Leitsatz (amtlich)

  • 1.

    Ist der Verwalter zur Geltendmachung von Wohngeldforderungen der Gemeinschaft der Wohnungseigentümer im eigenen Namen ermächtigt, so kann er Leistung an sich verlangen.

  • 2.

    Enthält eine beschlossene Abrechnung Ausgaben, die für eine Maßnahme getätigt wurden, deren Beschließung rechtskräftig für ungültig erklärt wurde, so kann der Wohnungseigentümer im Zahlungsverfahren die Ungültigerklärung des Eigentümerbeschlusses nicht einredeweise geltend machen und auch nicht aufrechnen.

  • 3.

    Hat der Verwalter für Fotokopien einen Aufwendungsersatzanspruch, so ist ein Betrag von 0,20 EUR pro Fotokopie nicht unangemessen. Bedenklich erscheint ein Betrag von 0,72 EUR pro Seite.

 

Verfahrensgang

LG München I (Entscheidung vom 13.04.2006; Aktenzeichen 1 T 22146/06)

Zeilen:
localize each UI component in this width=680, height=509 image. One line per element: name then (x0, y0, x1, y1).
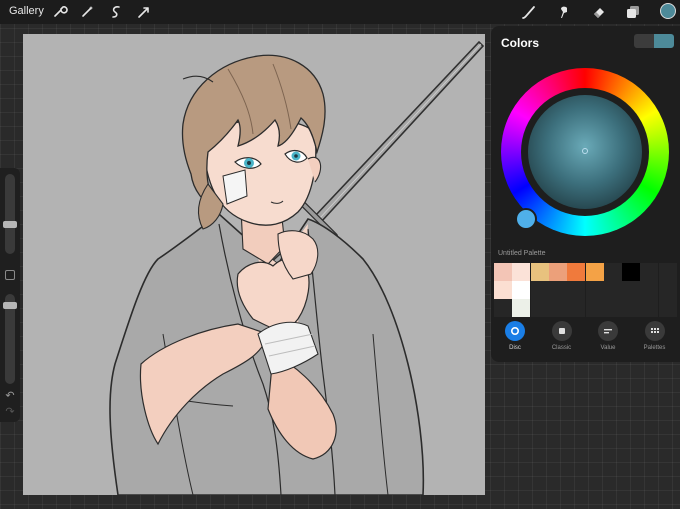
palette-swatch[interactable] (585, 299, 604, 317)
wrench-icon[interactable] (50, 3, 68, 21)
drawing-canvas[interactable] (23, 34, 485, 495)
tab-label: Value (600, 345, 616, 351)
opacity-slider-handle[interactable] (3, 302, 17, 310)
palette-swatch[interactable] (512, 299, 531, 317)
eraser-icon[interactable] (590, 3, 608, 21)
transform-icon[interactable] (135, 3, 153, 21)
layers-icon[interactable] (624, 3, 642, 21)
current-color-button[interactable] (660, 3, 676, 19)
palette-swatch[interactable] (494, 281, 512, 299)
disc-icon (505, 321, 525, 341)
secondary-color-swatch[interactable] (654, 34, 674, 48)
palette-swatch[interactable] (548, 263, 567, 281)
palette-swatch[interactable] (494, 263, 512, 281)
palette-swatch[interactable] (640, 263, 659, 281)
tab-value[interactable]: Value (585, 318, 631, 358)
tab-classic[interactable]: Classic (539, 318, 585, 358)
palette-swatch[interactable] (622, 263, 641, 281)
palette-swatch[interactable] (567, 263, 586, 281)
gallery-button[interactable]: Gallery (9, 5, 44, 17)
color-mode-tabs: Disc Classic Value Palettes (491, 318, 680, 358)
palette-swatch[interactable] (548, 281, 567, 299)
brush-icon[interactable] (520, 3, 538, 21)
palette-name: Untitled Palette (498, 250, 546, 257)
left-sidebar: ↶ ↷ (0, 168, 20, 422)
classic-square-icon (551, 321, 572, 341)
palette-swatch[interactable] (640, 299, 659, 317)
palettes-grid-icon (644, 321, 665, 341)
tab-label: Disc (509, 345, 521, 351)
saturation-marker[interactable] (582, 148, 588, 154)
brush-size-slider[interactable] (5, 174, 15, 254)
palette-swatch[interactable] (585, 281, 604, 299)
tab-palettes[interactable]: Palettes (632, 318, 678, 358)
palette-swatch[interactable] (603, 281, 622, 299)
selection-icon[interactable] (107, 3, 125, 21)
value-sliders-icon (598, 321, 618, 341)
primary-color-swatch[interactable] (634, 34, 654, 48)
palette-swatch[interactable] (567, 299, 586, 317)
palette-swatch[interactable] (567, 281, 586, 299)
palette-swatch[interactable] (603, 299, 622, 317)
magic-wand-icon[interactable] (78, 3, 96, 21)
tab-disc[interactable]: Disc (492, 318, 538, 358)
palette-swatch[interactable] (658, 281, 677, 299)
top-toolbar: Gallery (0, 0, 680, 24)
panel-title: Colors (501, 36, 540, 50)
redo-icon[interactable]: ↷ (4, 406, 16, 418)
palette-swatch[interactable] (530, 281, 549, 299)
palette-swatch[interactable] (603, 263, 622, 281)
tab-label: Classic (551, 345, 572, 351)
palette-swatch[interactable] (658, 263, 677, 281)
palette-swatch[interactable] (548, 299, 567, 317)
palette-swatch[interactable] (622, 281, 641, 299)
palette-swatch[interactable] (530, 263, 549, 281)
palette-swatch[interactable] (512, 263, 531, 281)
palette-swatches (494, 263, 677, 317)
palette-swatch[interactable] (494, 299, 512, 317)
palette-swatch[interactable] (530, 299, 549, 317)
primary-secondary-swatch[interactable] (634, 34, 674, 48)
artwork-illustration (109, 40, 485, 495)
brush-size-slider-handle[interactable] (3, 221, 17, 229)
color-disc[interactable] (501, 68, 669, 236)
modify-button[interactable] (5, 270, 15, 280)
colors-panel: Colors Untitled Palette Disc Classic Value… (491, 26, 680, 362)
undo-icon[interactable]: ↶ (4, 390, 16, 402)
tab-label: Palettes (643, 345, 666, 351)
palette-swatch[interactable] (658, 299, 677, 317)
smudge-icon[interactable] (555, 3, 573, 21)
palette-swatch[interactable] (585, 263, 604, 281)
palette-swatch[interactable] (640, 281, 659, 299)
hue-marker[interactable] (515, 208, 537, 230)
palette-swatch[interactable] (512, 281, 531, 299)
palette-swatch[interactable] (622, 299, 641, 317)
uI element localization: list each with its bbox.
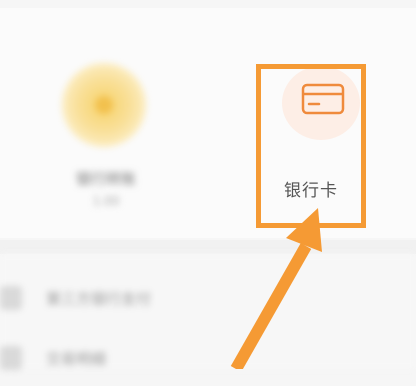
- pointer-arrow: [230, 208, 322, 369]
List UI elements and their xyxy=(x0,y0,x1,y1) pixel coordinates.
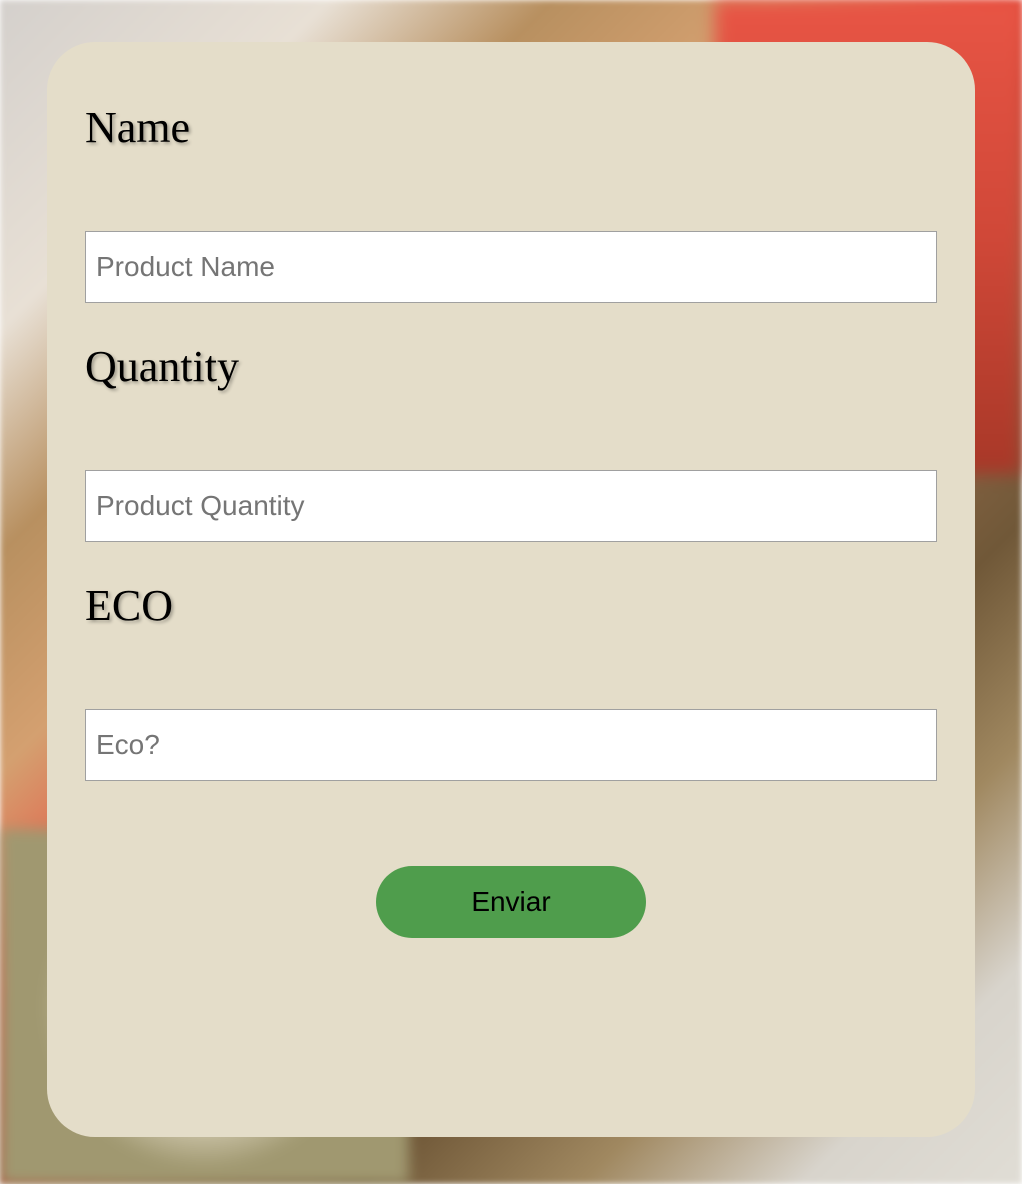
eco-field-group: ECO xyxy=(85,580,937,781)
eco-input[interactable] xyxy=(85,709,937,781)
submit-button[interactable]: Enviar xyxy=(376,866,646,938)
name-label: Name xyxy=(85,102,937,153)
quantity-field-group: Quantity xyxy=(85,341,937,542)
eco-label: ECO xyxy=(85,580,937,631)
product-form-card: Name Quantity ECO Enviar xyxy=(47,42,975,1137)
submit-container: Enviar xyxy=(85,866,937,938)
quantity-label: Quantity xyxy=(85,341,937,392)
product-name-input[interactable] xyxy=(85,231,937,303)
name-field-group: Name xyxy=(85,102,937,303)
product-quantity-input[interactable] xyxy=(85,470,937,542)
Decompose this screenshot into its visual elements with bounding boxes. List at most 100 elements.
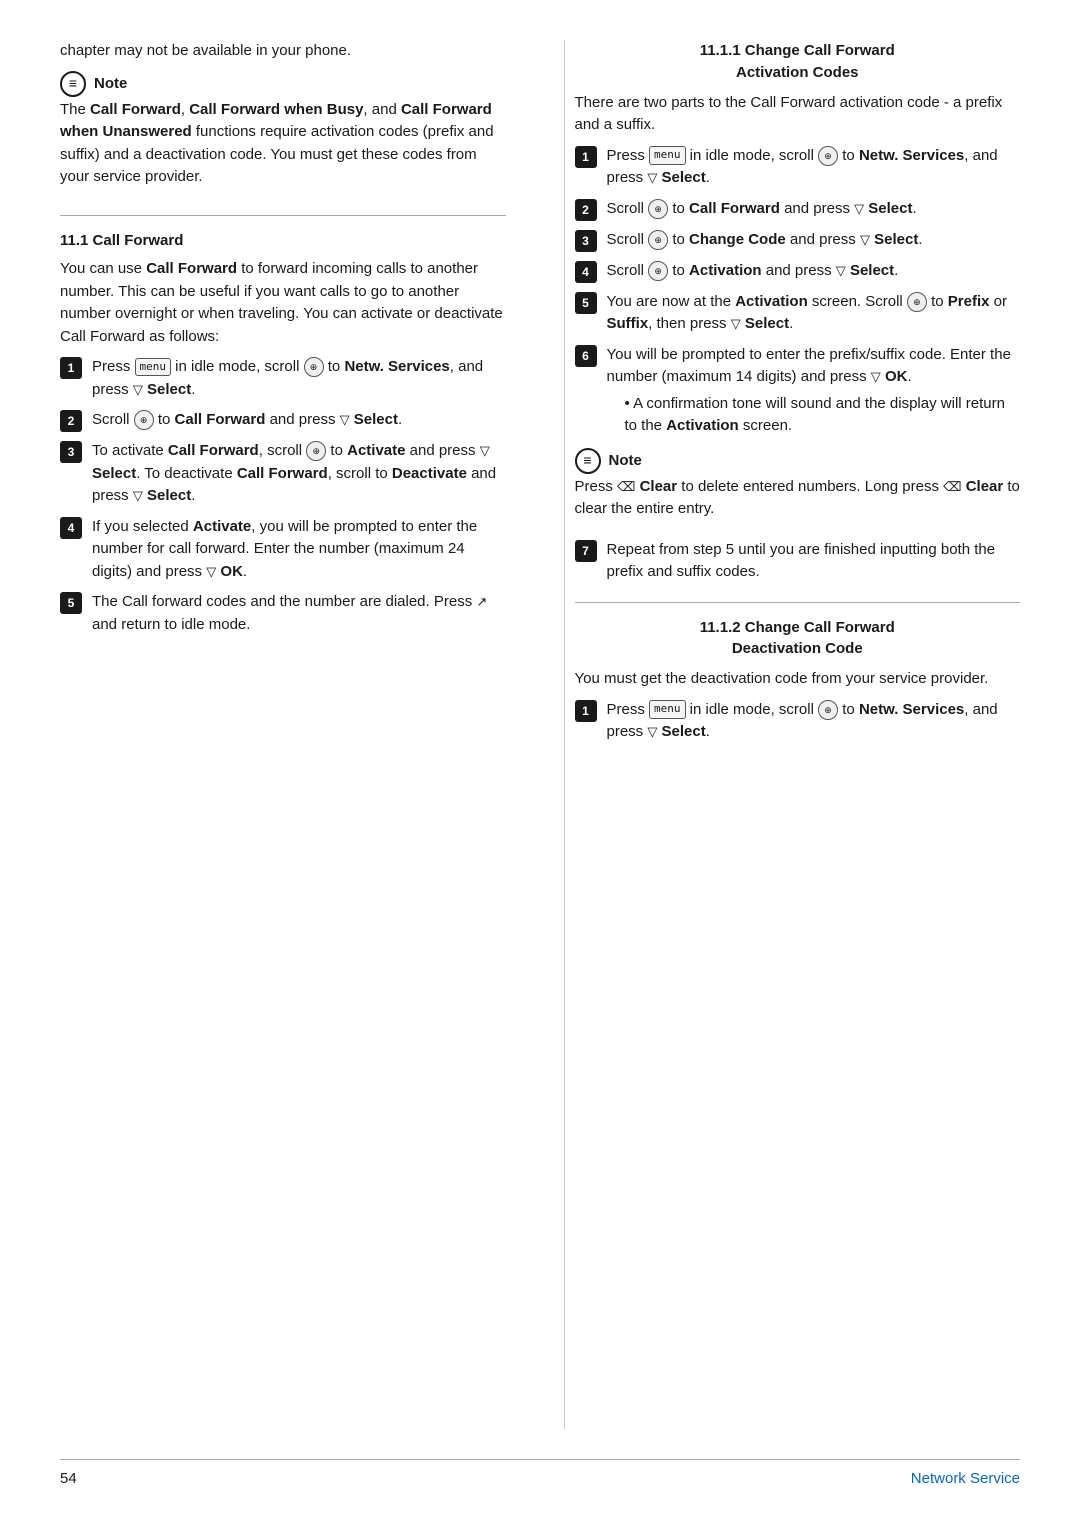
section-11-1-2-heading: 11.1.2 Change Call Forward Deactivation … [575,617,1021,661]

Aufgabenstellung: Kopieren Sie aus dem Auszug zum Wohnungseigentum wörtlich die Passage, die bei den Worten „Enthält eine beschlossene“ beginnt und nach den Worten „0,72 EUR pro Seite.“ endet.

Erledigte Aufgabe:
Enthält eine beschlossene Abrechnung Ausgaben, die für eine Maßnahme getätigt wurden, deren Beschließung rechtskräftig für ungültig erklärt wurde, so kann der Wohnungseigentümer im Zahlungsverfahren die Ungültigerklärung des Eigentümerbeschlusses nicht einredeweise geltend machen und auch nicht aufrechnen.

  • 3.

    Hat der Verwalter für Fotokopien einen Aufwendungsersatzanspruch, so ist ein Betrag von 0,20 EUR pro Fotokopie nicht unangemessen. Bedenklich erscheint ein Betrag von 0,72 EUR pro Seite.